■ **Input for this task**:
------------------------------------

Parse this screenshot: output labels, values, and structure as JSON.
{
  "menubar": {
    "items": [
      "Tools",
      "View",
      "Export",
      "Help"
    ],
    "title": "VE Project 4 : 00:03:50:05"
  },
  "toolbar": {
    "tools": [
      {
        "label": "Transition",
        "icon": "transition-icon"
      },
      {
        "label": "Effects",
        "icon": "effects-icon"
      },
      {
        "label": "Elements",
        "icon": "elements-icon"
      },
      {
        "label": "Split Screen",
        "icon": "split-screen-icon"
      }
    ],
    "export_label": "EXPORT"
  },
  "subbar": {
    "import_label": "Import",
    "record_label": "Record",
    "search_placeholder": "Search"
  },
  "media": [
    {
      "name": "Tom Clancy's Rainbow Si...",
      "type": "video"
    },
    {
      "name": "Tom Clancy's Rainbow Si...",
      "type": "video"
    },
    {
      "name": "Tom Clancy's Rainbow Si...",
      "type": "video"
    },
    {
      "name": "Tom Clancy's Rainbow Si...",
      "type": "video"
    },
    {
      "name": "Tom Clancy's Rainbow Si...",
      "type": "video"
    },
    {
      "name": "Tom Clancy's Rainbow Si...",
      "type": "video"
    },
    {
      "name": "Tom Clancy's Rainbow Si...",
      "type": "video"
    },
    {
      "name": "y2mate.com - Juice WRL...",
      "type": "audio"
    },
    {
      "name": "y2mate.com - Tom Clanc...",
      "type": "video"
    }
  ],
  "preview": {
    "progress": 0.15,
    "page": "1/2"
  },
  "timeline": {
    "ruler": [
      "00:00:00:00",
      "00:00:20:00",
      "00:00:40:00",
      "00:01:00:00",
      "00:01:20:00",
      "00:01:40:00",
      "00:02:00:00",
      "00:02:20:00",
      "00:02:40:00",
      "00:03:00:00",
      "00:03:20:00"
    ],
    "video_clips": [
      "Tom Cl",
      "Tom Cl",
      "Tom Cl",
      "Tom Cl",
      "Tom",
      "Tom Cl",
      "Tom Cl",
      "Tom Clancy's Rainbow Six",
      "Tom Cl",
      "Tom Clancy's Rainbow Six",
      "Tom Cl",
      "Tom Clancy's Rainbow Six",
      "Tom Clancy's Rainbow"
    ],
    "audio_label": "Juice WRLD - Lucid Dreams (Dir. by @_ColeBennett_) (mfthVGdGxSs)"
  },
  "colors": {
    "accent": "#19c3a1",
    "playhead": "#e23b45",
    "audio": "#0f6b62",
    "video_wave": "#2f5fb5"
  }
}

------------------------------------

■ **Exercise objective**: Set down every line of the listing above again, exactly as given.

■ **Result of the exercise**:
Parse this screenshot: output labels, values, and structure as JSON.
{
  "menubar": {
    "items": [
      "Tools",
      "View",
      "Export",
      "Help"
    ],
    "title": "VE Project 4 : 00:03:50:05"
  },
  "toolbar": {
    "tools": [
      {
        "label": "Transition",
        "icon": "transition-icon"
      },
      {
        "label": "Effects",
        "icon": "effects-icon"
      },
      {
        "label": "Elements",
        "icon": "elements-icon"
      },
      {
        "label": "Split Screen",
        "icon": "split-screen-icon"
      }
    ],
    "export_label": "EXPORT"
  },
  "subbar": {
    "import_label": "Import",
    "record_label": "Record",
    "search_placeholder": "Search"
  },
  "media": [
    {
      "name": "Tom Clancy's Rainbow Si...",
      "type": "video"
    },
    {
      "name": "Tom Clancy's Rainbow Si...",
      "type": "video"
    },
    {
      "name": "Tom Clancy's Rainbow Si...",
      "type": "video"
    },
    {
      "name": "Tom Clancy's Rainbow Si...",
      "type": "video"
    },
    {
      "name": "Tom Clancy's Rainbow Si...",
      "type": "video"
    },
    {
      "name": "Tom Clancy's Rainbow Si...",
      "type": "video"
    },
    {
      "name": "Tom Clancy's Rainbow Si...",
      "type": "video"
    },
    {
      "name": "y2mate.com - Juice WRL...",
      "type": "audio"
    },
    {
      "name": "y2mate.com - Tom Clanc...",
      "type": "video"
    }
  ],
  "preview": {
    "progress": 0.15,
    "page": "1/2"
  },
  "timeline": {
    "ruler": [
      "00:00:00:00",
      "00:00:20:00",
      "00:00:40:00",
      "00:01:00:00",
      "00:01:20:00",
      "00:01:40:00",
      "00:02:00:00",
      "00:02:20:00",
      "00:02:40:00",
      "00:03:00:00",
      "00:03:20:00"
    ],
    "video_clips": [
      "Tom Cl",
      "Tom Cl",
      "Tom Cl",
      "Tom Cl",
      "Tom",
      "Tom Cl",
      "Tom Cl",
      "Tom Clancy's Rainbow Six",
      "Tom Cl",
      "Tom Clancy's Rainbow Six",
      "Tom Cl",
      "Tom Clancy's Rainbow Six",
      "Tom Clancy's Rainbow"
    ],
    "audio_label": "Juice WRLD - Lucid Dreams (Dir. by @_ColeBennett_) (mfthVGdGxSs)"
  },
  "colors": {
    "accent": "#19c3a1",
    "playhead": "#e23b45",
    "audio": "#0f6b62",
    "video_wave": "#2f5fb5"
  }
}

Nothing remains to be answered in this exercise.